Stored records
* Start *

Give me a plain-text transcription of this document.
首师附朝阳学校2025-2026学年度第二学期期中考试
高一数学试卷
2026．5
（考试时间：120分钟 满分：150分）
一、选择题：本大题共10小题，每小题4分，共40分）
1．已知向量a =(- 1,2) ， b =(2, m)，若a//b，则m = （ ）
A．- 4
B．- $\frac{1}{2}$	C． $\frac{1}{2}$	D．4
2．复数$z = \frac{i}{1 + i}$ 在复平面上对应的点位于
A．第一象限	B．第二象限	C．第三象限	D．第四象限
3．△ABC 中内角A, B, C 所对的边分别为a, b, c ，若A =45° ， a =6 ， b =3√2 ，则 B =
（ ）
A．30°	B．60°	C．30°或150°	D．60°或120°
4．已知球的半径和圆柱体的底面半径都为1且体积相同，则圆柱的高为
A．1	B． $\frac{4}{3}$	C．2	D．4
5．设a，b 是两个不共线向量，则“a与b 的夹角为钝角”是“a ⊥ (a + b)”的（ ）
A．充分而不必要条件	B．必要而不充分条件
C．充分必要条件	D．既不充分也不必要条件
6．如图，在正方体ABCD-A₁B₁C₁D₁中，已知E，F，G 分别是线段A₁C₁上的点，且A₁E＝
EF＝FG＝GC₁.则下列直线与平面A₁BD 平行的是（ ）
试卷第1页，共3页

* End *

* [AIM]:
The records above are to be copied in full, exactly as written.

* [TASK OUTPUT]:
Give me a plain-text transcription of this document.
首师附朝阳学校2025-2026学年度第二学期期中考试
高一数学试卷
2026．5
（考试时间：120分钟 满分：150分）
一、选择题：本大题共10小题，每小题4分，共40分）
1．已知向量a =(- 1,2) ， b =(2, m)，若a//b，则m = （ ）
A．- 4
B．- $\frac{1}{2}$	C． $\frac{1}{2}$	D．4
2．复数$z = \frac{i}{1 + i}$ 在复平面上对应的点位于
A．第一象限	B．第二象限	C．第三象限	D．第四象限
3．△ABC 中内角A, B, C 所对的边分别为a, b, c ，若A =45° ， a =6 ， b =3√2 ，则 B =
（ ）
A．30°	B．60°	C．30°或150°	D．60°或120°
4．已知球的半径和圆柱体的底面半径都为1且体积相同，则圆柱的高为
A．1	B． $\frac{4}{3}$	C．2	D．4
5．设a，b 是两个不共线向量，则“a与b 的夹角为钝角”是“a ⊥ (a + b)”的（ ）
A．充分而不必要条件	B．必要而不充分条件
C．充分必要条件	D．既不充分也不必要条件
6．如图，在正方体ABCD-A₁B₁C₁D₁中，已知E，F，G 分别是线段A₁C₁上的点，且A₁E＝
EF＝FG＝GC₁.则下列直线与平面A₁BD 平行的是（ ）
试卷第1页，共3页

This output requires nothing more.